Задание A: Перепишите дословно строки из записей, начиная со строки, где есть «y0, x1, y1].», и заканчивая строкой, где есть «height-value: 5 bbox=[317, 526, 325, 541]».

Исходный текст:
________________
Слова Осипа о прелестях столичной жизни, по существу, дают представления о Петербурге, в которых десятки тысяч дворовых, котящихся в жалких чуланах вельможных особняков, ведут подневольное, праздное, в сущности горькое и постылое существование.
Монолог Осипа занимает значительное место в комедии. Именно в нем возникают некоторые стороны петербургской жизни, порождением которых был Хлестаков. Осип сообщает, что Хлестаков не ревизор, а елистратишка, и это придает всему дальнейшему действию остро комическую окраску.
C досадой произносит Осип первые реплики своего монолога. Он как бы жалуется на незадачливого хозяина, из-за которого слуга должен испытывать голод и унижение.
Раздраженно и ворчливо повествует Осип о Хлестакове. Но когда он вспомнил деревню, где можно весь век лежать на полатях и есть пироги, интонация его меняется, она делается мечтательно-напевной. Однако и к Петербургу Осип не питает антипатий. Рассказывая о «деликатных разговорах» и «галантерейном обхождении» петербуржцев, Осип все более одушевляется и доходит почти до восторга.
Воспоминание о хозяине делает его снова озабоченным и сердитым, и он начинает читать Хлестакову мораль. Коллизия ситуации очевидна: Хлестакова ведь в комнате нет. Осип сам в конце концов понимает беспомощность своих поучений, обращенных к отсутствующему лицу, и тон его становится грустным, даже тоскливым: «Ах, боже ты мой, хоть бы какие-нибудь щи! Кажись бы теперь весь свет съел».
Появление Хлестакова, сцены с Осипом позволяют заметить в Хлестакове странную смесь нищенства и барского высокомерия, беспомощности и самоуверенной презрительности, легкомыслия и требовательности, обходительной любезности и наглости.
________________
Исходные данные:

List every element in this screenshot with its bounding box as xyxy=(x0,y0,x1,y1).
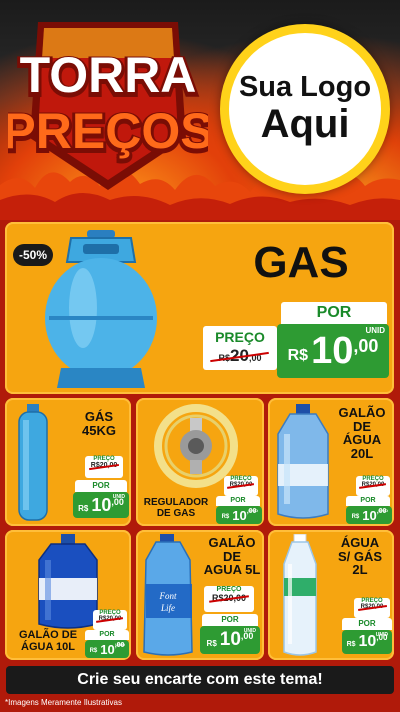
________________
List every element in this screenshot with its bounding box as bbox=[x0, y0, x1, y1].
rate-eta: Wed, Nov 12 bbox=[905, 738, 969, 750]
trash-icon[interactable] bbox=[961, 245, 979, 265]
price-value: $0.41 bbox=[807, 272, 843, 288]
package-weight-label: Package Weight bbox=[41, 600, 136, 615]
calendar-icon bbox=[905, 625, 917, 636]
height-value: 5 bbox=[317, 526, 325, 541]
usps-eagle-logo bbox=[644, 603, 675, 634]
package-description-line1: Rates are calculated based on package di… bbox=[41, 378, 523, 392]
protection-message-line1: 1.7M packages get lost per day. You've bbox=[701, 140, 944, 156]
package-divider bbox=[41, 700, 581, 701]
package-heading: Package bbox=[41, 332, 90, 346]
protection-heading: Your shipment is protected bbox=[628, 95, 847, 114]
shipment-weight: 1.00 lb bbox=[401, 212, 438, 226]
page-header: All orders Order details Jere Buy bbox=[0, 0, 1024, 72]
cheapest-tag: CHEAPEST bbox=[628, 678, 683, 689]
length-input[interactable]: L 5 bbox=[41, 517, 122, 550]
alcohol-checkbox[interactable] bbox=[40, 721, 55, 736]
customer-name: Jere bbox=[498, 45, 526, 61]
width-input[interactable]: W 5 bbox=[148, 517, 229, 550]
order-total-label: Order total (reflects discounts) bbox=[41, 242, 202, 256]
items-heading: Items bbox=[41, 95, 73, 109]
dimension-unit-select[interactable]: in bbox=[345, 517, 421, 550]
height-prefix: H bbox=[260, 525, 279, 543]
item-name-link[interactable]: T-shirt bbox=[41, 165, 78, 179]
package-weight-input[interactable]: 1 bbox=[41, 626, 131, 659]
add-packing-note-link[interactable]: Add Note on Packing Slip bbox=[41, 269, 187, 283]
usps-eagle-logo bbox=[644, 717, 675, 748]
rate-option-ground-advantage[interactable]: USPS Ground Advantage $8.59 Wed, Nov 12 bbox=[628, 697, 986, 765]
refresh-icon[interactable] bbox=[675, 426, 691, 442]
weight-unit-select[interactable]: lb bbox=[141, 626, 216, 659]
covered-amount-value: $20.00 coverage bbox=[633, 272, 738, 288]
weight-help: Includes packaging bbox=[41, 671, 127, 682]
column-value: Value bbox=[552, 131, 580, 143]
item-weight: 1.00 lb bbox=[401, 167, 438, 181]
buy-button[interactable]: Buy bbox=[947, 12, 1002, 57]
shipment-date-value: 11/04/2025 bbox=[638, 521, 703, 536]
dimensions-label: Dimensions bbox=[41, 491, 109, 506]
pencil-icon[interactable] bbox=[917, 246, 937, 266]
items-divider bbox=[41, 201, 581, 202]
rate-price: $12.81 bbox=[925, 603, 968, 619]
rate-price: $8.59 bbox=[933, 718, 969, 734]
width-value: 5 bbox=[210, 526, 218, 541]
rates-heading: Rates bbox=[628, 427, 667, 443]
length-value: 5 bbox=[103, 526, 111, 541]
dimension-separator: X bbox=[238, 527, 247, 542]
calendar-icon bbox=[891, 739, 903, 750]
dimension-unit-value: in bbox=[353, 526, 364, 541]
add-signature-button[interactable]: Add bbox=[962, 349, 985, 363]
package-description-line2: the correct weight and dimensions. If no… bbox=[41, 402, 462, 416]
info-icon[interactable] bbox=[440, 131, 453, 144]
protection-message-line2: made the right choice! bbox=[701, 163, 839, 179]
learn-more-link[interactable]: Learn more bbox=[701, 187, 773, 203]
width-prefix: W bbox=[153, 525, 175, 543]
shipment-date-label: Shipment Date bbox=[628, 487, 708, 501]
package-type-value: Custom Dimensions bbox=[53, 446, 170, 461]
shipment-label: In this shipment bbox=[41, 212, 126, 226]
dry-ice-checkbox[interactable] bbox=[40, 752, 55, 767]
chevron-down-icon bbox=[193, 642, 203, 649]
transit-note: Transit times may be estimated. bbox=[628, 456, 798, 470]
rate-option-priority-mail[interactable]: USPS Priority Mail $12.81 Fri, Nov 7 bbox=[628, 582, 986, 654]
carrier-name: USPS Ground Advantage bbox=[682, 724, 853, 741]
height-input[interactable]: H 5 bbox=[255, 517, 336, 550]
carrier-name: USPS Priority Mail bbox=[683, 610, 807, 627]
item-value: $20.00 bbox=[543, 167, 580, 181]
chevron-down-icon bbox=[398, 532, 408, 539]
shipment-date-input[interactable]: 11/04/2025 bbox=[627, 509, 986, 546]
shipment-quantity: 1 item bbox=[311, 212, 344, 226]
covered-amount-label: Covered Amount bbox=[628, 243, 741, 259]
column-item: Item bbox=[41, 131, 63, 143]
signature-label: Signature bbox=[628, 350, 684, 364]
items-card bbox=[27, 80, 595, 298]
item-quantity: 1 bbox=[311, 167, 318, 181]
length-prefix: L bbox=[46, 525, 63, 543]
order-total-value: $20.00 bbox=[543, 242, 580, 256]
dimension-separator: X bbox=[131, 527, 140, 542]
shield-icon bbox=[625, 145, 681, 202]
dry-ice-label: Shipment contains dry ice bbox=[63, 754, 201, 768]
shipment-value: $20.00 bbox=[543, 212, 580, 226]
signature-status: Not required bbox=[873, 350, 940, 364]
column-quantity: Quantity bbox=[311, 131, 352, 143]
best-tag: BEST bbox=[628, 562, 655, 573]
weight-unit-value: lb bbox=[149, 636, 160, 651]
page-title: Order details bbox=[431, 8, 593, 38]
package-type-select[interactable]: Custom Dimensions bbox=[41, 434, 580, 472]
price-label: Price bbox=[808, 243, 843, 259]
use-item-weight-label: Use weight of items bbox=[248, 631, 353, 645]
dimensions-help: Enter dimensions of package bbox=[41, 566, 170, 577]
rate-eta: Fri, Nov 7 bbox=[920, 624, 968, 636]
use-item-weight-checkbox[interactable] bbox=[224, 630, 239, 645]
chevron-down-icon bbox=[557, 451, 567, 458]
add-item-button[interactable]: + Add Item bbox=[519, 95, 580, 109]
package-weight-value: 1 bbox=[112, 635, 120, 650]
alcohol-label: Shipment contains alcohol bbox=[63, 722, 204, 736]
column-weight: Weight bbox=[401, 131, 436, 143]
________________
Задание B: Выведите без изменений отрывок из текста о монологе Осипа, начиная со слов «Слова Осипа о» и заканчивая словами «голод и унижение.».

Результат A:
List every element in this screenshot with its bounding box as bbox=[x0, y0, x1, y1].
rate-eta: Wed, Nov 12 bbox=[905, 738, 969, 750]
trash-icon[interactable] bbox=[961, 245, 979, 265]
price-value: $0.41 bbox=[807, 272, 843, 288]
package-weight-label: Package Weight bbox=[41, 600, 136, 615]
calendar-icon bbox=[905, 625, 917, 636]
height-value: 5 bbox=[317, 526, 325, 541]

Результат B:
Слова Осипа о прелестях столичной жизни, по существу, дают представления о Петербурге, в которых десятки тысяч дворовых, котящихся в жалких чуланах вельможных особняков, ведут подневольное, праздное, в сущности горькое и постылое существование.
Монолог Осипа занимает значительное место в комедии. Именно в нем возникают некоторые стороны петербургской жизни, порождением которых был Хлестаков. Осип сообщает, что Хлестаков не ревизор, а елистратишка, и это придает всему дальнейшему действию остро комическую окраску.
C досадой произносит Осип первые реплики своего монолога. Он как бы жалуется на незадачливого хозяина, из-за которого слуга должен испытывать голод и унижение.